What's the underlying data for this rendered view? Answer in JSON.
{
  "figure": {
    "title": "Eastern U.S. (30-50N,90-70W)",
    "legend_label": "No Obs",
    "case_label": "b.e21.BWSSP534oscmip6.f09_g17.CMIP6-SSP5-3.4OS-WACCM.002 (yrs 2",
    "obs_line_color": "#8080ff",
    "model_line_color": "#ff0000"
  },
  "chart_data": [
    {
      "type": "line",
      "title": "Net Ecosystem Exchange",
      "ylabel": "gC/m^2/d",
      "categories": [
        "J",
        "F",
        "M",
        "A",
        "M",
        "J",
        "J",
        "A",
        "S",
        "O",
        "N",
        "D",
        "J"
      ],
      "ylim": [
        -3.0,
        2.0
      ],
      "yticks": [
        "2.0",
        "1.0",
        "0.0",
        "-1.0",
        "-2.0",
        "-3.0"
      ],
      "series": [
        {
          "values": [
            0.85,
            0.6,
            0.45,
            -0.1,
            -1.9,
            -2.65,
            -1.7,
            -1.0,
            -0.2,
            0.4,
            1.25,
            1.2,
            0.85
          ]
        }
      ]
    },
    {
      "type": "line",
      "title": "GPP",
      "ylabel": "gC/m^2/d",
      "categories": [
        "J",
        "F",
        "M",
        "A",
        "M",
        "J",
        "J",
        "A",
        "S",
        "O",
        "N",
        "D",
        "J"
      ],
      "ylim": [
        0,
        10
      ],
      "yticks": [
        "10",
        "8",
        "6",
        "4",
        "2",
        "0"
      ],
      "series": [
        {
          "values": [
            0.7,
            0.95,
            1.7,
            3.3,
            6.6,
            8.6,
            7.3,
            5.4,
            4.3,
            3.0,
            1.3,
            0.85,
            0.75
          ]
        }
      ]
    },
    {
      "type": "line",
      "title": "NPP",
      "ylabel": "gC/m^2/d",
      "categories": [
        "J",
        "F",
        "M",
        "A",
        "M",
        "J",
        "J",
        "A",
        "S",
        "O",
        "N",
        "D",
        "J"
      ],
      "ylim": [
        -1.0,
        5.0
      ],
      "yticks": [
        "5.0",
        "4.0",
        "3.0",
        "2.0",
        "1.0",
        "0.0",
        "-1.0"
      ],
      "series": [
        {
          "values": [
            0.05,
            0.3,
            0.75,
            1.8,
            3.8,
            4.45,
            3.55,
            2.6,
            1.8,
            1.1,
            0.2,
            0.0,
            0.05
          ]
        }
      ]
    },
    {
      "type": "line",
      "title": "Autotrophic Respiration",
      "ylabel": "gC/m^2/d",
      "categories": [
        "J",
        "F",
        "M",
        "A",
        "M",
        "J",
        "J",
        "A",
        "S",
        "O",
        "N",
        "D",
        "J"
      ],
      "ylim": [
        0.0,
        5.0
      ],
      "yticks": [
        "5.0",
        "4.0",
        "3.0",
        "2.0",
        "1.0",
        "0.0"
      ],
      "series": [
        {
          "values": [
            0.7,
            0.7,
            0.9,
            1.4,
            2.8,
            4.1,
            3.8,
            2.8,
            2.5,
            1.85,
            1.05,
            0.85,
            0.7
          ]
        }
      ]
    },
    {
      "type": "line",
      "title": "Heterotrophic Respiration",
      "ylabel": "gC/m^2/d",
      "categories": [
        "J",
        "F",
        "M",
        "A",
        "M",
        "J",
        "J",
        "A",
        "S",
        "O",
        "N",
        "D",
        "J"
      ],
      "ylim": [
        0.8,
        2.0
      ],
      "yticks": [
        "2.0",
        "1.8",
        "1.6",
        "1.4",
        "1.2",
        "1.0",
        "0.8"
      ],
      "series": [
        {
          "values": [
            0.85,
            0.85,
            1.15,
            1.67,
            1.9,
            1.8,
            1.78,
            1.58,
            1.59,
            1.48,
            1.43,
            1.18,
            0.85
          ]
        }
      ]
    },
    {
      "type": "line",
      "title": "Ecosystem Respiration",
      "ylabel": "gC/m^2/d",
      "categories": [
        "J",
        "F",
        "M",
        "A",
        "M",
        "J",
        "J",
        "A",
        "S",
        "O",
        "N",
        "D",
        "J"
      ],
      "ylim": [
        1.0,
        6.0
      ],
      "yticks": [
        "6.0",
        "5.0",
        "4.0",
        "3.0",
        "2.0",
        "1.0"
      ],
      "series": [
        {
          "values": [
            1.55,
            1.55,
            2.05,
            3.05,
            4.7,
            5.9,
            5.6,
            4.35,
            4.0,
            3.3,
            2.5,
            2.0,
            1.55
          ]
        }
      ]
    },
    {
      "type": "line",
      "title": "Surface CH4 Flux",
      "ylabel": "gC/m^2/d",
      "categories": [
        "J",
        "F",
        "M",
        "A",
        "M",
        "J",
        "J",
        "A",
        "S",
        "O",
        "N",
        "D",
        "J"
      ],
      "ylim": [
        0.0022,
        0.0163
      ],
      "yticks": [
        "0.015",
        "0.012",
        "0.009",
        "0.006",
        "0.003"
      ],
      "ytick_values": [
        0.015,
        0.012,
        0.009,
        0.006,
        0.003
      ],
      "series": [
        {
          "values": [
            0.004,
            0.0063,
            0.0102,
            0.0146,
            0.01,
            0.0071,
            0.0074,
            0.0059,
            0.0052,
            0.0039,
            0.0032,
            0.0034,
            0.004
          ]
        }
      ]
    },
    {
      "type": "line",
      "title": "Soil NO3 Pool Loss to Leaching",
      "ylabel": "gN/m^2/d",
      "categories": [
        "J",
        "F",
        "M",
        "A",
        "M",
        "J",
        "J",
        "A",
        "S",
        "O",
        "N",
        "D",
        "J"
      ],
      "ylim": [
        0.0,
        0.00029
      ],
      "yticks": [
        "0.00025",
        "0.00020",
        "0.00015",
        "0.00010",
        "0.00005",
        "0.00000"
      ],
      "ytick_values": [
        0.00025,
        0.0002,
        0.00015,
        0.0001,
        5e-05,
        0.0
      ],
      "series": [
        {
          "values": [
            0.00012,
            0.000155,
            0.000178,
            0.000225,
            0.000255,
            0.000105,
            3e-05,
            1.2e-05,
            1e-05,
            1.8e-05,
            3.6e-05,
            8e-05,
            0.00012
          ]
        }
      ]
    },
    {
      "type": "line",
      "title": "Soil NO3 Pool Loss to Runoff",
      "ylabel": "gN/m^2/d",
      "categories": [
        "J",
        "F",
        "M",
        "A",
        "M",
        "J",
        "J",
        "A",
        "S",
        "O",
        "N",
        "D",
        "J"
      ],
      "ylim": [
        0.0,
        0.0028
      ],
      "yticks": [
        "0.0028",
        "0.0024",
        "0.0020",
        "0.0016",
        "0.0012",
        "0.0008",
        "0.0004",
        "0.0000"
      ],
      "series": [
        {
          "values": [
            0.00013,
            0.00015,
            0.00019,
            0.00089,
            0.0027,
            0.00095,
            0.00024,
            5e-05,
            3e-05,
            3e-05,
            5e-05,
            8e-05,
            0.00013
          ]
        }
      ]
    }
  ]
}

▶ **Requirement**
Calculate how many lines of the material include the string "Respiration", and state that number by itself.

▶ **Solution**
3